BEGIN Task input
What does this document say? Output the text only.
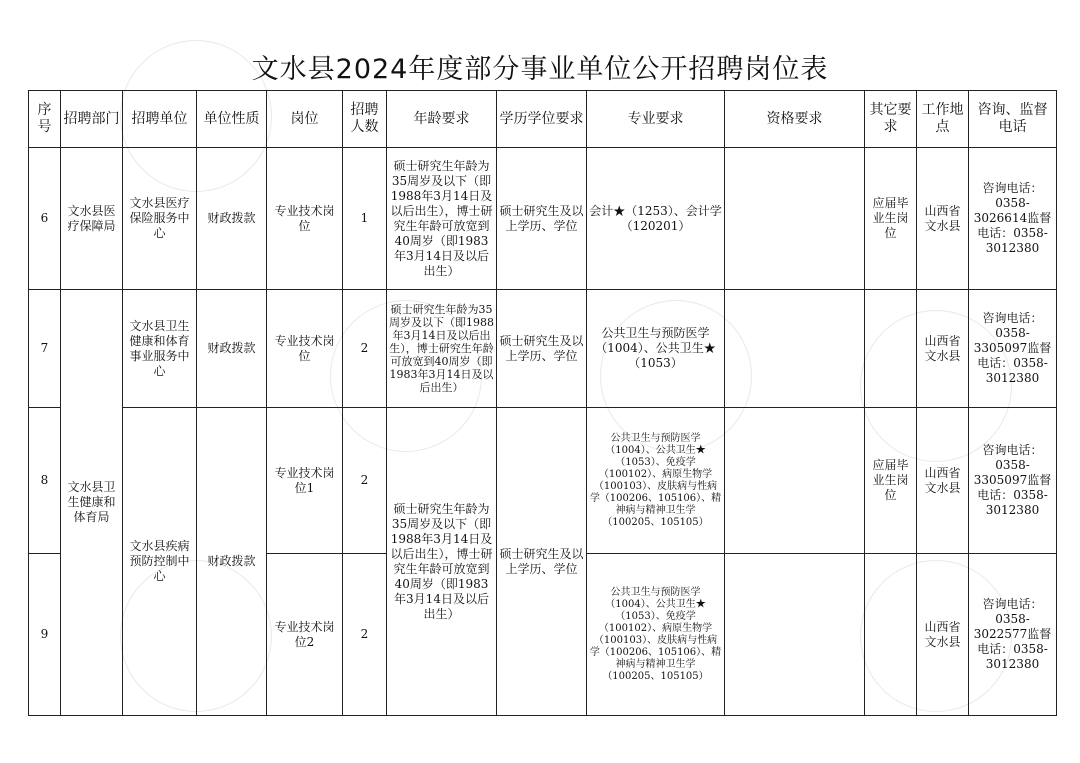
文水县2024年度部分事业单位公开招聘岗位表
序号	招聘部门	招聘单位	单位性质	岗位	招聘人数	年龄要求	学历学位要求	专业要求	资格要求	其它要求	工作地点	咨询、监督电话
6	文水县医疗保障局	文水县医疗保险服务中心	财政拨款	专业技术岗位	1	硕士研究生年龄为35周岁及以下（即1988年3月14日及以后出生），博士研究生年龄可放宽到40周岁（即1983年3月14日及以后出生）	硕士研究生及以上学历、学位	会计★（1253）、会计学（120201）		应届毕业生岗位	山西省文水县	咨询电话：0358-3026614监督电话：0358-3012380
7	文水县卫生健康和体育局	文水县卫生健康和体育事业服务中心	财政拨款	专业技术岗位	2	硕士研究生年龄为35周岁及以下（即1988年3月14日及以后出生），博士研究生年龄可放宽到40周岁（即1983年3月14日及以后出生）	硕士研究生及以上学历、学位	公共卫生与预防医学（1004）、公共卫生★（1053）			山西省文水县	咨询电话：0358-3305097监督电话：0358-3012380
8		文水县疾病预防控制中心	财政拨款	专业技术岗位1	2	硕士研究生年龄为35周岁及以下（即1988年3月14日及以后出生），博士研究生年龄可放宽到40周岁（即1983年3月14日及以后出生）	硕士研究生及以上学历、学位	公共卫生与预防医学（1004）、公共卫生★（1053）、免疫学（100102）、病原生物学（100103）、皮肤病与性病学（100206、105106）、精神病与精神卫生学（100205、105105）		应届毕业生岗位	山西省文水县	咨询电话：0358-3305097监督电话：0358-3012380
9				专业技术岗位2	2			公共卫生与预防医学（1004）、公共卫生★（1053）、免疫学（100102）、病原生物学（100103）、皮肤病与性病学（100206、105106）、精神病与精神卫生学（100205、105105）			山西省文水县	咨询电话：0358-3022577监督电话：0358-3012380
END Task input
Task to complete:
Reproduce the entries exactly. Do not carry over any picture.

Answer for the task:
What does this document say? Output the text only.
文水县2024年度部分事业单位公开招聘岗位表
序号	招聘部门	招聘单位	单位性质	岗位	招聘人数	年龄要求	学历学位要求	专业要求	资格要求	其它要求	工作地点	咨询、监督电话
6	文水县医疗保障局	文水县医疗保险服务中心	财政拨款	专业技术岗位	1	硕士研究生年龄为35周岁及以下（即1988年3月14日及以后出生），博士研究生年龄可放宽到40周岁（即1983年3月14日及以后出生）	硕士研究生及以上学历、学位	会计★（1253）、会计学（120201）		应届毕业生岗位	山西省文水县	咨询电话：0358-3026614监督电话：0358-3012380
7	文水县卫生健康和体育局	文水县卫生健康和体育事业服务中心	财政拨款	专业技术岗位	2	硕士研究生年龄为35周岁及以下（即1988年3月14日及以后出生），博士研究生年龄可放宽到40周岁（即1983年3月14日及以后出生）	硕士研究生及以上学历、学位	公共卫生与预防医学（1004）、公共卫生★（1053）			山西省文水县	咨询电话：0358-3305097监督电话：0358-3012380
8		文水县疾病预防控制中心	财政拨款	专业技术岗位1	2	硕士研究生年龄为35周岁及以下（即1988年3月14日及以后出生），博士研究生年龄可放宽到40周岁（即1983年3月14日及以后出生）	硕士研究生及以上学历、学位	公共卫生与预防医学（1004）、公共卫生★（1053）、免疫学（100102）、病原生物学（100103）、皮肤病与性病学（100206、105106）、精神病与精神卫生学（100205、105105）		应届毕业生岗位	山西省文水县	咨询电话：0358-3305097监督电话：0358-3012380
9				专业技术岗位2	2			公共卫生与预防医学（1004）、公共卫生★（1053）、免疫学（100102）、病原生物学（100103）、皮肤病与性病学（100206、105106）、精神病与精神卫生学（100205、105105）			山西省文水县	咨询电话：0358-3022577监督电话：0358-3012380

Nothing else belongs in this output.